**Saved entries:**
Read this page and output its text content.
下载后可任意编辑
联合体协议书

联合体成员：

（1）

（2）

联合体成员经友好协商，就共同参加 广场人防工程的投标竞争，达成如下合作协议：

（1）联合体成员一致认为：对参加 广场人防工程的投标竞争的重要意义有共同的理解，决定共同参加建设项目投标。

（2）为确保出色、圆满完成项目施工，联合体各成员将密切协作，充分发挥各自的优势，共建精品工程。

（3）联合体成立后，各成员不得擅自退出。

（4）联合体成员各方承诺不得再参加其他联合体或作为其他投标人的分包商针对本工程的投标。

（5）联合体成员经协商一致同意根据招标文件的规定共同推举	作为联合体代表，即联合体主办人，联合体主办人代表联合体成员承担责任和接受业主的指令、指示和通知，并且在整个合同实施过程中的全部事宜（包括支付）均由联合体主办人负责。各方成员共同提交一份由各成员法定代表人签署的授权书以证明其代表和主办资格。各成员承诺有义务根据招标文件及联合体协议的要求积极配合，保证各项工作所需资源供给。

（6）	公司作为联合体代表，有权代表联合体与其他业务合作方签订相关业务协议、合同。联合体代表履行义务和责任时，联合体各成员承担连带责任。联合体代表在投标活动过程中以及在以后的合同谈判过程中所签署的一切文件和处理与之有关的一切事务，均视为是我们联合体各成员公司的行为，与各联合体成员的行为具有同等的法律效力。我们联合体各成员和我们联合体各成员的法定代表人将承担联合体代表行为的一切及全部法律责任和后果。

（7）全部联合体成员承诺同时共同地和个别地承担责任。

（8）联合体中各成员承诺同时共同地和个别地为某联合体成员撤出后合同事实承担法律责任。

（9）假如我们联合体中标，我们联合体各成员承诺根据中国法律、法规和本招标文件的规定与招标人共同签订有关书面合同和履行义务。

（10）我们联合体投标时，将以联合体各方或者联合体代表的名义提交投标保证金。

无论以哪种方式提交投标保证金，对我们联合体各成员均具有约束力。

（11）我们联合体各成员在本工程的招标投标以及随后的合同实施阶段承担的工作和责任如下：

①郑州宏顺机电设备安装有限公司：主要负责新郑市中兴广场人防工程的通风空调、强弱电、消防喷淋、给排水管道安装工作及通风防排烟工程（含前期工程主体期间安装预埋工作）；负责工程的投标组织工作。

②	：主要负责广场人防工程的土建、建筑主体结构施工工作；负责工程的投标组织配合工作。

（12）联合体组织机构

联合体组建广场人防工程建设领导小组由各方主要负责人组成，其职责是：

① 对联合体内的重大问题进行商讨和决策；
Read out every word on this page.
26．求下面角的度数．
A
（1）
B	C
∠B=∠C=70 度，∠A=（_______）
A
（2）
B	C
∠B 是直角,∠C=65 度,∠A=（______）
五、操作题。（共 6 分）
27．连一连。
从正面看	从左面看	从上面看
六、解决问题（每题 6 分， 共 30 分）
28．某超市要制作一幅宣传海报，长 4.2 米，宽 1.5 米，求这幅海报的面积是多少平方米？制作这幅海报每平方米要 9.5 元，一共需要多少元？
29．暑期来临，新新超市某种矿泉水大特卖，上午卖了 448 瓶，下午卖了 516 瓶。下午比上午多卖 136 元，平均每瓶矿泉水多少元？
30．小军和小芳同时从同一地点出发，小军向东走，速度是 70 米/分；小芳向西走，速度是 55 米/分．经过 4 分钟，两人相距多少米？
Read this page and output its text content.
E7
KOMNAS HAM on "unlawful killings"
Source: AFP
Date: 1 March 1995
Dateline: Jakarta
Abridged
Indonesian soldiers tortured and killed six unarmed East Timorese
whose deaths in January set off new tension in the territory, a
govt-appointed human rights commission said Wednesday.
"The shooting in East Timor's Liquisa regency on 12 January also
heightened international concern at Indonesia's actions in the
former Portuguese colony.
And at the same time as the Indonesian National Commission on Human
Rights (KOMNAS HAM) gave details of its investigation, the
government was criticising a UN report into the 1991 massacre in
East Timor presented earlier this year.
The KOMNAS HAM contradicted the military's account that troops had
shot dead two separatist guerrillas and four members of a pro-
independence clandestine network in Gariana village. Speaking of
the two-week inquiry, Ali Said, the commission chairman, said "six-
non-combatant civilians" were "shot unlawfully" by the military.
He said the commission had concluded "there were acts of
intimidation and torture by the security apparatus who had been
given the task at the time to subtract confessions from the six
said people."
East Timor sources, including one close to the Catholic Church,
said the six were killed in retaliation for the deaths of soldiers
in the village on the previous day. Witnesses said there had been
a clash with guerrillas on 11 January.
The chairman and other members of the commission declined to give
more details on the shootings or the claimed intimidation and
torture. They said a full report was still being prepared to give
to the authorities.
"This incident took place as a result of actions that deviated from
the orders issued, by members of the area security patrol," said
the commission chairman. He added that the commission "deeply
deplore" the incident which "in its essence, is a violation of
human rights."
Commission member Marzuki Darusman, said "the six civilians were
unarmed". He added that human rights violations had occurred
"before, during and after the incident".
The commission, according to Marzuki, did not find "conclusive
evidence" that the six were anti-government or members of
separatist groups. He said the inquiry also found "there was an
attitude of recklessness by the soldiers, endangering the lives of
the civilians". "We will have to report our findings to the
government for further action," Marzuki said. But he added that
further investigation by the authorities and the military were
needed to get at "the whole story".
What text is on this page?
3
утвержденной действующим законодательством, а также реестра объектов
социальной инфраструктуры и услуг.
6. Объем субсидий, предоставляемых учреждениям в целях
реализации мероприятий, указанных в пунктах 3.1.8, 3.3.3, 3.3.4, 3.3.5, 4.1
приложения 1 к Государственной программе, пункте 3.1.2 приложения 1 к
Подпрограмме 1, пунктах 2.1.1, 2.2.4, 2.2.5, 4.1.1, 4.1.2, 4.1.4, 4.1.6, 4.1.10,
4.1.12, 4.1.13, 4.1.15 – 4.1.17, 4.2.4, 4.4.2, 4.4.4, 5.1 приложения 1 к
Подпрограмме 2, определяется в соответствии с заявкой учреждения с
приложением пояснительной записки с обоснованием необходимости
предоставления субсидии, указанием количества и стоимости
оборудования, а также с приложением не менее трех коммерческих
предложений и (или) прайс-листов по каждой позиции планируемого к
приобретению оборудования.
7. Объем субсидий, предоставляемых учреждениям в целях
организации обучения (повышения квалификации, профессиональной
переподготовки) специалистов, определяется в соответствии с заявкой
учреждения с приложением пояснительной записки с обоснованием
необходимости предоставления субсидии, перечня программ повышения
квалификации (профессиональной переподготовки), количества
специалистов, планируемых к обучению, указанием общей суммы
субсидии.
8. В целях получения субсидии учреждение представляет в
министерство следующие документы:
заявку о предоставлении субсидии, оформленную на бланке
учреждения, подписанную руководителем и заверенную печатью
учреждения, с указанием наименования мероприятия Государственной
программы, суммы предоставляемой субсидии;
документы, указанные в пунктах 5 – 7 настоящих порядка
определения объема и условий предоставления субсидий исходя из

**Task goal:**
Which lines above contain "также"? Show each of them.

**Task output:**
утвержденной действующим законодательством, а также реестра объектов
оборудования, а также с приложением не менее трех коммерческих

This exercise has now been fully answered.